The exercise:
Scan the material and copy every line in which "name" appears.

☆ ☆ ☆ ☆ ☆

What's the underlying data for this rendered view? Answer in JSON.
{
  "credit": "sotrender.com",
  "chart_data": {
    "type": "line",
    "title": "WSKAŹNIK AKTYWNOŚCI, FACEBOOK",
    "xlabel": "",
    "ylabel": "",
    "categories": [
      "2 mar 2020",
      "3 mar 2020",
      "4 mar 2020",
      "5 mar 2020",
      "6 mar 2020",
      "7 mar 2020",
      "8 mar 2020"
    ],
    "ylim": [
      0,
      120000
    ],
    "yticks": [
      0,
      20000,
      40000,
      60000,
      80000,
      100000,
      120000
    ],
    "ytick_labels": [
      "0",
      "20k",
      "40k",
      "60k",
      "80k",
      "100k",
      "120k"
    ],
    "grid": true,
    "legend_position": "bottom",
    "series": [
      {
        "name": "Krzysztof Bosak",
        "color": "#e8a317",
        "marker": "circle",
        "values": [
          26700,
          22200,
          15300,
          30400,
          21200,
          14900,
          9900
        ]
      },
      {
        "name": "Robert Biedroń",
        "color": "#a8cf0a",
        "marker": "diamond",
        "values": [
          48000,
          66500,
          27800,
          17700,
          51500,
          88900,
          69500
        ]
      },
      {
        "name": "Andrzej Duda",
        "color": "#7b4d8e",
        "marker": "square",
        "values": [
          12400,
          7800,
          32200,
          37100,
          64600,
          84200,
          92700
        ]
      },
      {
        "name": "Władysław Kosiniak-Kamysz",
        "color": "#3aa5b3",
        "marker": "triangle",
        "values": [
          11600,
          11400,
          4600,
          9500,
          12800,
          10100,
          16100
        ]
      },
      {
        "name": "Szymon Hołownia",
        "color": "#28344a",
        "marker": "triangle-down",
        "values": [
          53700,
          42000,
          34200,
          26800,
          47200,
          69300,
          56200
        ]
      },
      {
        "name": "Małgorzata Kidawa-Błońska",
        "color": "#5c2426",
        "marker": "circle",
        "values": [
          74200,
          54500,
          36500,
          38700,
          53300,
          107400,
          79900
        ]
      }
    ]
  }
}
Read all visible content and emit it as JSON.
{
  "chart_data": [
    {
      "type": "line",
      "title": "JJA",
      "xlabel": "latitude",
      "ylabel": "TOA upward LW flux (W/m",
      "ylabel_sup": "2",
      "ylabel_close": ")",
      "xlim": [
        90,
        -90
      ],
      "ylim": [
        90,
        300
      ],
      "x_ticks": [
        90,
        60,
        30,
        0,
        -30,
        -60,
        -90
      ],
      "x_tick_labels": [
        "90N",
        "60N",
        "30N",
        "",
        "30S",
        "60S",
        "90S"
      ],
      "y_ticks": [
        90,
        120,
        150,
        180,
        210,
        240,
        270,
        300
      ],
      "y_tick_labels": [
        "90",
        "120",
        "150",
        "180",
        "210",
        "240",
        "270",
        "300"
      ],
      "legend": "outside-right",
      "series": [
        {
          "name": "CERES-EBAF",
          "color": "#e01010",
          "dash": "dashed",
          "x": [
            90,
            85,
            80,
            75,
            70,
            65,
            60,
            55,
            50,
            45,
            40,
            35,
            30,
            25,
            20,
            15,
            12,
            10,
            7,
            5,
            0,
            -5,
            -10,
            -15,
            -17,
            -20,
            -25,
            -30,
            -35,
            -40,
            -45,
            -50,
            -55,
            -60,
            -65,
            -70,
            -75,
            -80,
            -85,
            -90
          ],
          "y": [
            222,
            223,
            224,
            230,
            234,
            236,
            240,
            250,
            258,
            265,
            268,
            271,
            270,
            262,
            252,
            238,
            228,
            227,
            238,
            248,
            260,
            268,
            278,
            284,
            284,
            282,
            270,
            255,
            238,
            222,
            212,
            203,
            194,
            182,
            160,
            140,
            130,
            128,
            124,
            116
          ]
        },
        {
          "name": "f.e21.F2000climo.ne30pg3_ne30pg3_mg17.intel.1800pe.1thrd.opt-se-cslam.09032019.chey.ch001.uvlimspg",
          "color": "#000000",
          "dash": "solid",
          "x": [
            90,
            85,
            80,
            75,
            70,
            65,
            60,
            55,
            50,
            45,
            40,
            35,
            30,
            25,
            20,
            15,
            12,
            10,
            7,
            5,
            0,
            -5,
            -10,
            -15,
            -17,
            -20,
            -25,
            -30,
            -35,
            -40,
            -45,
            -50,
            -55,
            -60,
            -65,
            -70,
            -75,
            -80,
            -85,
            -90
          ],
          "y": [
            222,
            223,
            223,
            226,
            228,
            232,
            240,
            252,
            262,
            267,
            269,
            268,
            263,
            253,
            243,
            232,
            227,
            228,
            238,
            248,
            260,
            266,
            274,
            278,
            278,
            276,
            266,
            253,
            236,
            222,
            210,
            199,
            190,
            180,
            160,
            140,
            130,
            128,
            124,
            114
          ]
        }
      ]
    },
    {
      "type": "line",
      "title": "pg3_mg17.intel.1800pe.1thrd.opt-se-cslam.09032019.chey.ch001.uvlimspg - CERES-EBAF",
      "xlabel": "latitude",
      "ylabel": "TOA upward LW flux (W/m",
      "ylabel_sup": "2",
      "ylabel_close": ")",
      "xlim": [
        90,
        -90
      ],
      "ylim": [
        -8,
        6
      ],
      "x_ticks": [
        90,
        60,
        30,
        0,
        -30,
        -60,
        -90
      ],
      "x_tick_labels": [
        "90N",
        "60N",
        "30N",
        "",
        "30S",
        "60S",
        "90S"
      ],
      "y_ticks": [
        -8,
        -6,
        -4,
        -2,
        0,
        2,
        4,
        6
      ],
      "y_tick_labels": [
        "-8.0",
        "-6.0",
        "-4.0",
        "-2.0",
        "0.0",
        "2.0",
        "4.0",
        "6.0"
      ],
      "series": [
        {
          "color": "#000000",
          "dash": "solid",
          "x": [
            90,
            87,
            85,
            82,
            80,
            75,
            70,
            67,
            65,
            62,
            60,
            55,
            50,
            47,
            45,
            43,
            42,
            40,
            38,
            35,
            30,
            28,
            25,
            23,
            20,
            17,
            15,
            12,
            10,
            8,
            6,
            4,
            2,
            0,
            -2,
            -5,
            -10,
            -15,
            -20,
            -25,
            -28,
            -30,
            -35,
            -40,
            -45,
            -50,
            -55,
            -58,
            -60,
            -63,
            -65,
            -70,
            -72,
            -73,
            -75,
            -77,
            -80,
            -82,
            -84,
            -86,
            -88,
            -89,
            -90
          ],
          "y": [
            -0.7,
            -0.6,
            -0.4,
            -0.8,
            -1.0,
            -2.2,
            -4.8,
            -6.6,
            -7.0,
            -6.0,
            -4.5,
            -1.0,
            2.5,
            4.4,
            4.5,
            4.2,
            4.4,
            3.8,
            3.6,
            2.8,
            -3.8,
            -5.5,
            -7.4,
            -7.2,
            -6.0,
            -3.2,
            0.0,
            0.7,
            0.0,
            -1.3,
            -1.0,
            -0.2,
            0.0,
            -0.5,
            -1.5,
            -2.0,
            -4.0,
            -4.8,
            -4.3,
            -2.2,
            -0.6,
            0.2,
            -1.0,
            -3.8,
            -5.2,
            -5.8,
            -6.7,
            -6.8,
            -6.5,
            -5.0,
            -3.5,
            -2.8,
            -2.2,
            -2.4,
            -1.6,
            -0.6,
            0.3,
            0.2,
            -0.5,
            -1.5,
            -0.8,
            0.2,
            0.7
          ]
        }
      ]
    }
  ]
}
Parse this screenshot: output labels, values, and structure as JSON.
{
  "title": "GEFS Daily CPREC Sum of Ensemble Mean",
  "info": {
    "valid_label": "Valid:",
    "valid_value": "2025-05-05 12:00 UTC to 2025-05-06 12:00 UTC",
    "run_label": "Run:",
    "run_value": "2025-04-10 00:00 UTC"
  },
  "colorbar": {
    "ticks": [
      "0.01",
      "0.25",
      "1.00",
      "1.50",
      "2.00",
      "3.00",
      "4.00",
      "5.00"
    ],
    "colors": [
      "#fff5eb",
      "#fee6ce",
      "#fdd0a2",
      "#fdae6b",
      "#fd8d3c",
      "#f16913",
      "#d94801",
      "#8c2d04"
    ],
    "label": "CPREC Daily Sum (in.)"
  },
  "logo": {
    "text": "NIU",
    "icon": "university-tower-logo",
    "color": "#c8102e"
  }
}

☆ ☆ ☆ ☆ ☆

Task response:
        "name": "Krzysztof Bosak",
        "name": "Robert Biedroń",
        "name": "Andrzej Duda",
        "name": "Władysław Kosiniak-Kamysz",
        "name": "Szymon Hołownia",
        "name": "Małgorzata Kidawa-Błońska",
          "name": "CERES-EBAF",
          "name": "f.e21.F2000climo.ne30pg3_ne30pg3_mg17.intel.1800pe.1thrd.opt-se-cslam.09032019.chey.ch001.uvlimspg",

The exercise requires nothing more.